┏━━

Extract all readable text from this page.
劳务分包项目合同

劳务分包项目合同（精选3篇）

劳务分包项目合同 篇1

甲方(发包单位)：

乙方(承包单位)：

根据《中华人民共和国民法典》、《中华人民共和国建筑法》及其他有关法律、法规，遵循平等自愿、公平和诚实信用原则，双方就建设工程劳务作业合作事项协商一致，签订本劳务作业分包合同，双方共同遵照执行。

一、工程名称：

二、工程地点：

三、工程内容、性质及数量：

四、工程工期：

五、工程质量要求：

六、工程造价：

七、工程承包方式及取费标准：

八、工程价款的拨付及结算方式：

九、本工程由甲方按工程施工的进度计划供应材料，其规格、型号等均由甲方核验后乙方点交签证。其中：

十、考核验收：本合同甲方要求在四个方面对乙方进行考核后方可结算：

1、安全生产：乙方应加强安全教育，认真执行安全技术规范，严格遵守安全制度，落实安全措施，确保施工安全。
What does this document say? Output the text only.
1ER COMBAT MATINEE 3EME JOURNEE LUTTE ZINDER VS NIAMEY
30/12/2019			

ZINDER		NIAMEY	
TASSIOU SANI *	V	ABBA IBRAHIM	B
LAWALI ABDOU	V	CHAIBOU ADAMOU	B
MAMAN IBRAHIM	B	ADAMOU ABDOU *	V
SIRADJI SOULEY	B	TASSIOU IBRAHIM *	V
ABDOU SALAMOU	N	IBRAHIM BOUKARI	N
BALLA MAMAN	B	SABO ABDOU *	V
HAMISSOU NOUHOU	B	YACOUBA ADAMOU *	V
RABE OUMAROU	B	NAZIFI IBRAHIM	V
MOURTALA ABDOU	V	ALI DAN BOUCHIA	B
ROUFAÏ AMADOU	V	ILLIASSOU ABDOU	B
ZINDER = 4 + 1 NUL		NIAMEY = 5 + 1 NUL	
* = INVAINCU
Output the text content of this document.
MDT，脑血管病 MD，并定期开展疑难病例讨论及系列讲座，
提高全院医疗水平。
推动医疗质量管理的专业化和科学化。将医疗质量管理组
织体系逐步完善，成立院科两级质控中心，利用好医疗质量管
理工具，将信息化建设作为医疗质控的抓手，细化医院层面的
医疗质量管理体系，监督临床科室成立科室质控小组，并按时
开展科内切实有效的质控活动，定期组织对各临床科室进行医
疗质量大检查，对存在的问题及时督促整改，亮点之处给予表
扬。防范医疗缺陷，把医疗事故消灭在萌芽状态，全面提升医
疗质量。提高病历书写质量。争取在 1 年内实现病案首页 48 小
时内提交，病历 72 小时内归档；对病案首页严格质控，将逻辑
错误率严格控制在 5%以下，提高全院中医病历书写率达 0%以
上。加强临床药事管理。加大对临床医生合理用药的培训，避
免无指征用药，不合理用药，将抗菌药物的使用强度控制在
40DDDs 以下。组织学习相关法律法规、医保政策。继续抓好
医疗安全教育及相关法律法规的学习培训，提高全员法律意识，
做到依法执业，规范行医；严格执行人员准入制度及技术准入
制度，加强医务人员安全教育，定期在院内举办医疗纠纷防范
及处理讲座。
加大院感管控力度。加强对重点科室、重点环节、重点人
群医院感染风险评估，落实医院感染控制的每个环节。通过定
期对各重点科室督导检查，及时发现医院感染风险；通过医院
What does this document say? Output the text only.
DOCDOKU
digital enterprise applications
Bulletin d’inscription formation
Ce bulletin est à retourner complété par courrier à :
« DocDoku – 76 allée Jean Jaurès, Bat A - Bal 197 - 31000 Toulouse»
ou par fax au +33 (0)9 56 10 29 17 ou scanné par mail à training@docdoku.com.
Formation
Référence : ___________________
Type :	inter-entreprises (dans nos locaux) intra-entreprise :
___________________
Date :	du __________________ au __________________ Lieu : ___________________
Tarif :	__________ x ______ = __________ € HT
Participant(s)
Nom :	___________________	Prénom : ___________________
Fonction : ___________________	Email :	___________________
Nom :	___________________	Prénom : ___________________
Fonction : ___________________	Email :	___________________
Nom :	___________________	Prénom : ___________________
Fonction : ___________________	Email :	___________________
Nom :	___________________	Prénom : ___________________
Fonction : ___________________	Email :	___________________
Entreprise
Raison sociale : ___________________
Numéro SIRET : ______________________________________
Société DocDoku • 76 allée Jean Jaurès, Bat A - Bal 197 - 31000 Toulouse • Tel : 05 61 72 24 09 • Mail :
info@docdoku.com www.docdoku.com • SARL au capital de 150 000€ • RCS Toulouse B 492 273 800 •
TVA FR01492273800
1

┗━━

(PROBLEM REQUIREMENTS): In the material above, how many lines hold the word "Jean"? Say only the number.

(EXPECTED ANSWER): 2